__EXERCISE PROMPT__: Search the data below for the string "name". Extract every line that contains it.

__SUPPLIED DATA__:
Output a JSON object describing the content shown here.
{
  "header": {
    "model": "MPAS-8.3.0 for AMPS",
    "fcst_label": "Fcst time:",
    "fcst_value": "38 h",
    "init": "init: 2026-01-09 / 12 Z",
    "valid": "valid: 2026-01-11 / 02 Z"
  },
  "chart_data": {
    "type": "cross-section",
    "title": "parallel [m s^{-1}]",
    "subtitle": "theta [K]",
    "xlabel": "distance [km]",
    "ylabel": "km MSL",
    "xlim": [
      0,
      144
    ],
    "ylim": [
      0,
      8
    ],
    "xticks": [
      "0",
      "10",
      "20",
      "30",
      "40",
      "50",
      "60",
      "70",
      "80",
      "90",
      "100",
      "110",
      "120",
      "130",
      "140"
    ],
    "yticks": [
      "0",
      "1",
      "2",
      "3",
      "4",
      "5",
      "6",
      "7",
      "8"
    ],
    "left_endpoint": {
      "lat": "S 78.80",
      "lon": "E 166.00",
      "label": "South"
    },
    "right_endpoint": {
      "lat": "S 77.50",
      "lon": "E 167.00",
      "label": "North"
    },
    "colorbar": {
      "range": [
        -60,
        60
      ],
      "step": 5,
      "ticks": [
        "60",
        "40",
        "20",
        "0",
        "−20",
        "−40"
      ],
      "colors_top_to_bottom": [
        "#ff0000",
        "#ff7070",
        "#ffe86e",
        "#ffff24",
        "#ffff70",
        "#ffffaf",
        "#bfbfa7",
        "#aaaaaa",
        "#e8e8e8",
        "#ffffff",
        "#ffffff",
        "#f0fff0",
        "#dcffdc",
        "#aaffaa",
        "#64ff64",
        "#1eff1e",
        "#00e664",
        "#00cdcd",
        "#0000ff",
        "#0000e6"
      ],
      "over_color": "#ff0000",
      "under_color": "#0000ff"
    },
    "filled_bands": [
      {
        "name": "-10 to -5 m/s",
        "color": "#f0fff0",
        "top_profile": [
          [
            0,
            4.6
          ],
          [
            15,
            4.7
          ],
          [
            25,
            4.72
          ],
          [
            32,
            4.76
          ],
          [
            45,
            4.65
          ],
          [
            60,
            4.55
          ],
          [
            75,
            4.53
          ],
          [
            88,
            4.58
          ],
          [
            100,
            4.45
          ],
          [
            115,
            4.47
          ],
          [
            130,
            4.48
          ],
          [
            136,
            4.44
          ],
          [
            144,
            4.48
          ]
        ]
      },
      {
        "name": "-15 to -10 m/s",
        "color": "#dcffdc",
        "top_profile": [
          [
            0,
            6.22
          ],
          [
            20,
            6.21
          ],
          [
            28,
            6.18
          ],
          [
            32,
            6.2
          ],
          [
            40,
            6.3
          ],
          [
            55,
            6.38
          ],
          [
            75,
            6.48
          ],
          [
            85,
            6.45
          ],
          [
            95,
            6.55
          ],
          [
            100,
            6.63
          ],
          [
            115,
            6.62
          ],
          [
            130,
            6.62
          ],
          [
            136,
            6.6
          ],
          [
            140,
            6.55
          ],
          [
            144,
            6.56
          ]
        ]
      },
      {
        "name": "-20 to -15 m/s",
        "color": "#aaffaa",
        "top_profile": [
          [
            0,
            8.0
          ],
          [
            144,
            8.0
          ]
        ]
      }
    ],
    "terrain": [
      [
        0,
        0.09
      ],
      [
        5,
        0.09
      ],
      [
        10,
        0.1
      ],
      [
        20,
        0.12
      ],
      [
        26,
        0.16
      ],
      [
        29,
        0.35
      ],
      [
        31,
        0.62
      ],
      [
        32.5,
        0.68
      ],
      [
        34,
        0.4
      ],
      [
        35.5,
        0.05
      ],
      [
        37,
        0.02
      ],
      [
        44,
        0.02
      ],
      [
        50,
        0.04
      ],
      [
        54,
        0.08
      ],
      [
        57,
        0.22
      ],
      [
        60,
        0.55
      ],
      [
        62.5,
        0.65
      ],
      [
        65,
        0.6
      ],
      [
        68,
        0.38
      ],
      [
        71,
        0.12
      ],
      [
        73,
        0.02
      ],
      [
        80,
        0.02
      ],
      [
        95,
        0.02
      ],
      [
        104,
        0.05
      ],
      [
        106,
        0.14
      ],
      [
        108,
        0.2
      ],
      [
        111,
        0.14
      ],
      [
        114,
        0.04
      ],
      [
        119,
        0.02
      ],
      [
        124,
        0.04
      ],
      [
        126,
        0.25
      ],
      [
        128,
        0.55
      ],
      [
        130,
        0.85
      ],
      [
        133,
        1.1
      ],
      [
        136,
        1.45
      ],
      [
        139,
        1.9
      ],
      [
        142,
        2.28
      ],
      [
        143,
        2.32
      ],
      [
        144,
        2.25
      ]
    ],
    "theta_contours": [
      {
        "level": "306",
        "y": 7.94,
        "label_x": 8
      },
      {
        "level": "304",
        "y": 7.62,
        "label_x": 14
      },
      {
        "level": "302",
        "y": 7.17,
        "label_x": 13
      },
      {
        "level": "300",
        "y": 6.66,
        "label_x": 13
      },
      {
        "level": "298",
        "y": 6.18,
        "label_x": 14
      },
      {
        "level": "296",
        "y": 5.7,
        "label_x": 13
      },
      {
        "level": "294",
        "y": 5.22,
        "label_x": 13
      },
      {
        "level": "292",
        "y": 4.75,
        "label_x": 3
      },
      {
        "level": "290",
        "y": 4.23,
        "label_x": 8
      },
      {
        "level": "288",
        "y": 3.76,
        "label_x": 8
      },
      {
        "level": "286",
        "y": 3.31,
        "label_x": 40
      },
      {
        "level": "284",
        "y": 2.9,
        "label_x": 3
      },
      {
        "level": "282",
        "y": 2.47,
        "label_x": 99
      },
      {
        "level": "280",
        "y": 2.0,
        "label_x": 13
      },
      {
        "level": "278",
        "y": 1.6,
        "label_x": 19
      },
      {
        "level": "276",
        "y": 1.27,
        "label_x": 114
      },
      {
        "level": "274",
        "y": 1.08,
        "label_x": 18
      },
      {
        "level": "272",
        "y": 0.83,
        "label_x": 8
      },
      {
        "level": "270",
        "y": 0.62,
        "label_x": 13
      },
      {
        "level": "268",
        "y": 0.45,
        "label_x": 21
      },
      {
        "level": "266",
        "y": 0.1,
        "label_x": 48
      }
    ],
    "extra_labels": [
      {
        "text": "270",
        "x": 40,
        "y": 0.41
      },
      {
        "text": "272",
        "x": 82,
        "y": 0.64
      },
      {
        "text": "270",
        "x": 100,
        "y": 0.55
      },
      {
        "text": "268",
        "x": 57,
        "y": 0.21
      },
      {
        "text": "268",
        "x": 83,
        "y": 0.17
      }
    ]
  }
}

__WORKED SOLUTION__:
        "name": "-10 to -5 m/s",
        "name": "-15 to -10 m/s",
        "name": "-20 to -15 m/s",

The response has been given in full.